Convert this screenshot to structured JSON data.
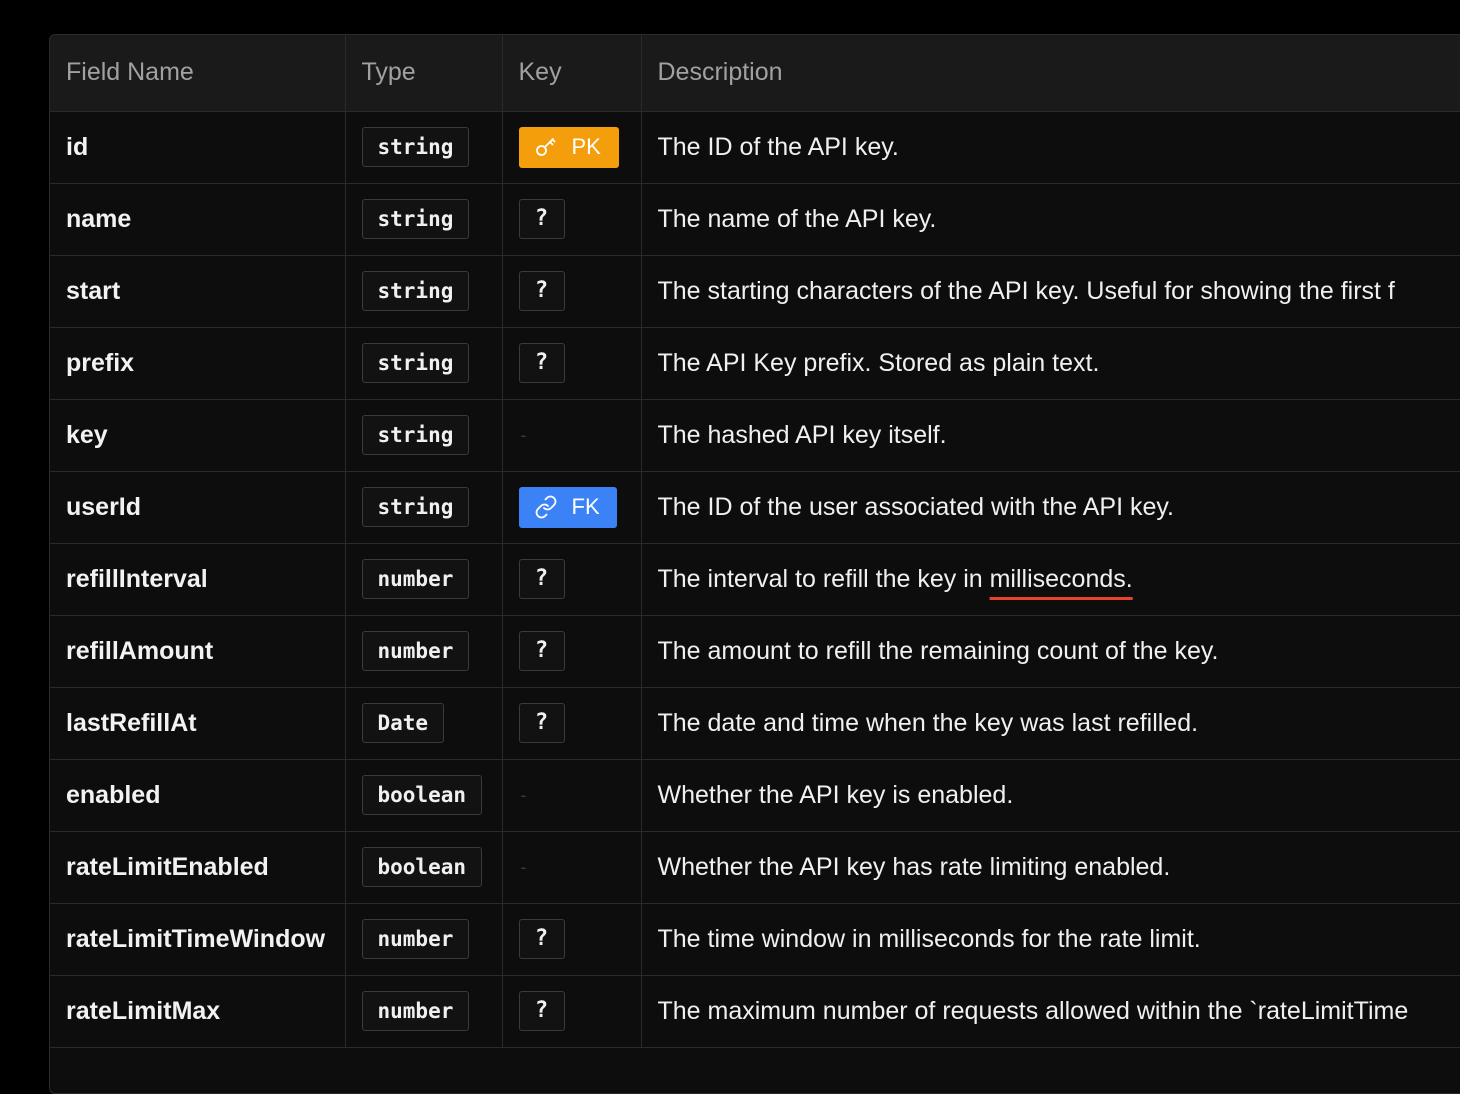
{
  "headers": {
    "field_name": "Field Name",
    "type": "Type",
    "key": "Key",
    "description": "Description"
  },
  "badges": {
    "optional": "?",
    "primary_key": "PK",
    "foreign_key": "FK",
    "none": "-"
  },
  "colors": {
    "pk_badge": "#f59e0b",
    "fk_badge": "#3b82f6",
    "underline": "#e5452a"
  },
  "rows": [
    {
      "name": "id",
      "type": "string",
      "key": "PK",
      "description": "The ID of the API key."
    },
    {
      "name": "name",
      "type": "string",
      "key": "?",
      "description": "The name of the API key."
    },
    {
      "name": "start",
      "type": "string",
      "key": "?",
      "description": "The starting characters of the API key. Useful for showing the first f"
    },
    {
      "name": "prefix",
      "type": "string",
      "key": "?",
      "description": "The API Key prefix. Stored as plain text."
    },
    {
      "name": "key",
      "type": "string",
      "key": "-",
      "description": "The hashed API key itself."
    },
    {
      "name": "userId",
      "type": "string",
      "key": "FK",
      "description": "The ID of the user associated with the API key."
    },
    {
      "name": "refillInterval",
      "type": "number",
      "key": "?",
      "description_prefix": "The interval to refill the key in ",
      "description_underlined": "milliseconds."
    },
    {
      "name": "refillAmount",
      "type": "number",
      "key": "?",
      "description": "The amount to refill the remaining count of the key."
    },
    {
      "name": "lastRefillAt",
      "type": "Date",
      "key": "?",
      "description": "The date and time when the key was last refilled."
    },
    {
      "name": "enabled",
      "type": "boolean",
      "key": "-",
      "description": "Whether the API key is enabled."
    },
    {
      "name": "rateLimitEnabled",
      "type": "boolean",
      "key": "-",
      "description": "Whether the API key has rate limiting enabled."
    },
    {
      "name": "rateLimitTimeWindow",
      "type": "number",
      "key": "?",
      "description": "The time window in milliseconds for the rate limit."
    },
    {
      "name": "rateLimitMax",
      "type": "number",
      "key": "?",
      "description": "The maximum number of requests allowed within the `rateLimitTime"
    }
  ]
}
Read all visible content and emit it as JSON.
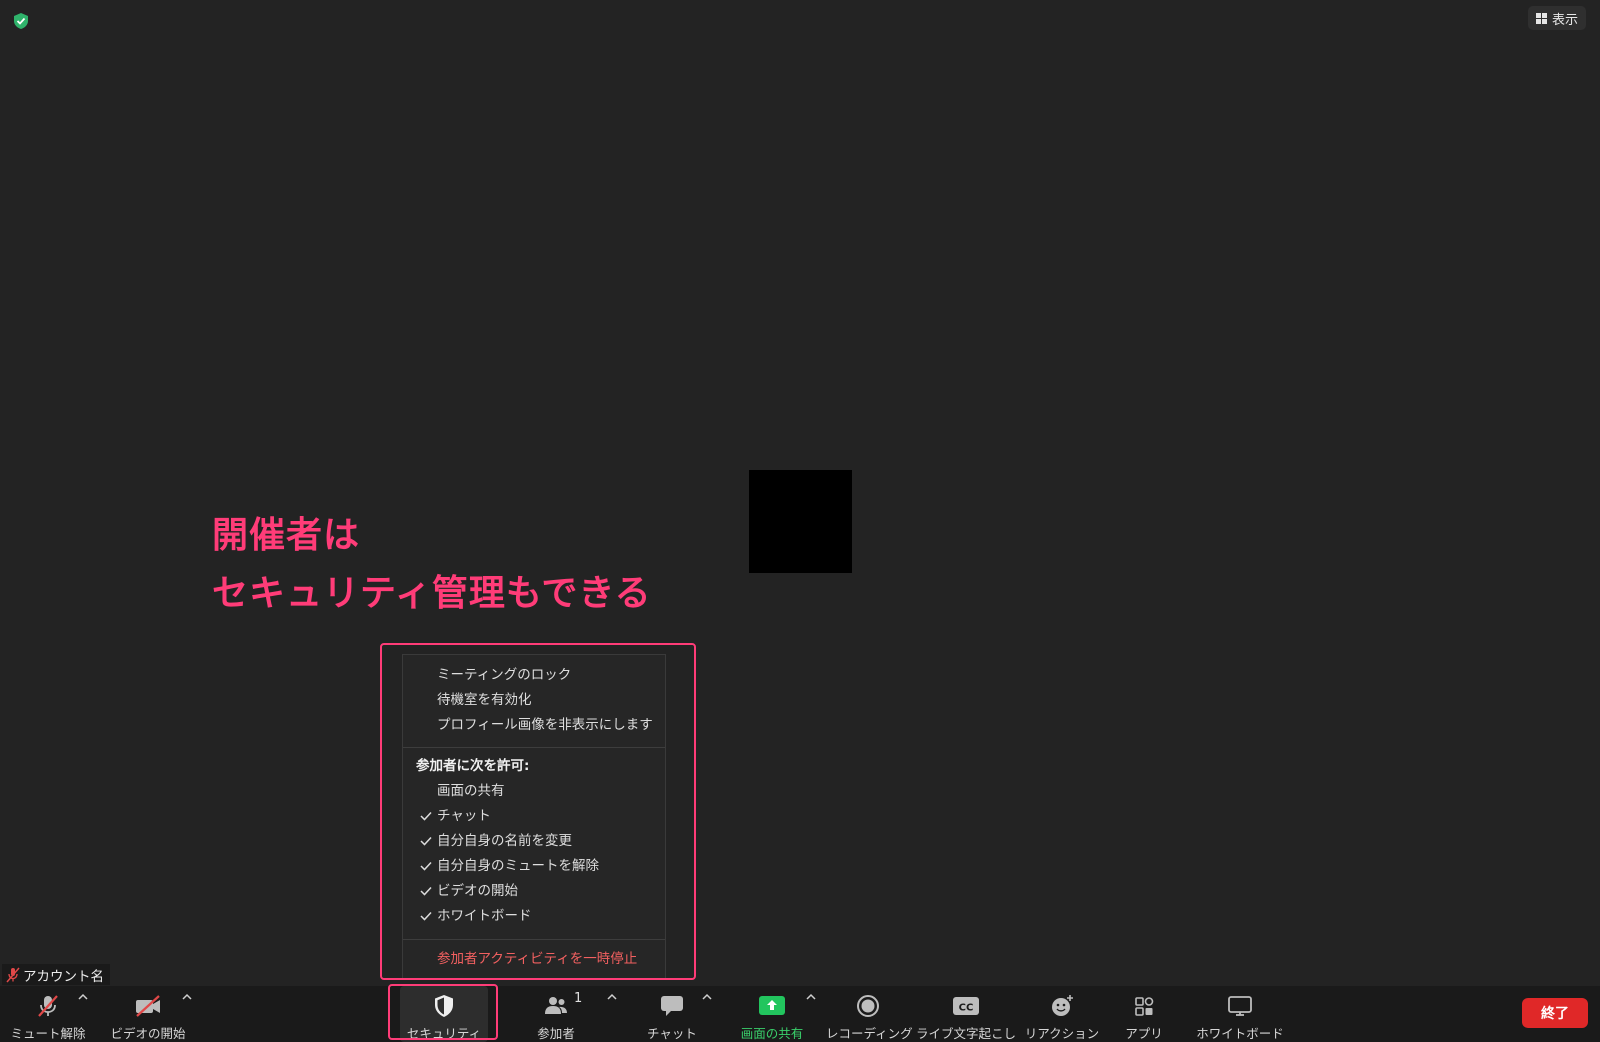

** Stated goal **
Your task is to retype all the entries exactly and leave out any pictures.

** The reply **
Convert this screenshot to structured JSON data.
{
  "headers": {
    "field_name": "Field Name",
    "type": "Type",
    "key": "Key",
    "description": "Description"
  },
  "badges": {
    "optional": "?",
    "primary_key": "PK",
    "foreign_key": "FK",
    "none": "-"
  },
  "colors": {
    "pk_badge": "#f59e0b",
    "fk_badge": "#3b82f6",
    "underline": "#e5452a"
  },
  "rows": [
    {
      "name": "id",
      "type": "string",
      "key": "PK",
      "description": "The ID of the API key."
    },
    {
      "name": "name",
      "type": "string",
      "key": "?",
      "description": "The name of the API key."
    },
    {
      "name": "start",
      "type": "string",
      "key": "?",
      "description": "The starting characters of the API key. Useful for showing the first f"
    },
    {
      "name": "prefix",
      "type": "string",
      "key": "?",
      "description": "The API Key prefix. Stored as plain text."
    },
    {
      "name": "key",
      "type": "string",
      "key": "-",
      "description": "The hashed API key itself."
    },
    {
      "name": "userId",
      "type": "string",
      "key": "FK",
      "description": "The ID of the user associated with the API key."
    },
    {
      "name": "refillInterval",
      "type": "number",
      "key": "?",
      "description_prefix": "The interval to refill the key in ",
      "description_underlined": "milliseconds."
    },
    {
      "name": "refillAmount",
      "type": "number",
      "key": "?",
      "description": "The amount to refill the remaining count of the key."
    },
    {
      "name": "lastRefillAt",
      "type": "Date",
      "key": "?",
      "description": "The date and time when the key was last refilled."
    },
    {
      "name": "enabled",
      "type": "boolean",
      "key": "-",
      "description": "Whether the API key is enabled."
    },
    {
      "name": "rateLimitEnabled",
      "type": "boolean",
      "key": "-",
      "description": "Whether the API key has rate limiting enabled."
    },
    {
      "name": "rateLimitTimeWindow",
      "type": "number",
      "key": "?",
      "description": "The time window in milliseconds for the rate limit."
    },
    {
      "name": "rateLimitMax",
      "type": "number",
      "key": "?",
      "description": "The maximum number of requests allowed within the `rateLimitTime"
    }
  ]
}
Read all visible content and emit it as JSON.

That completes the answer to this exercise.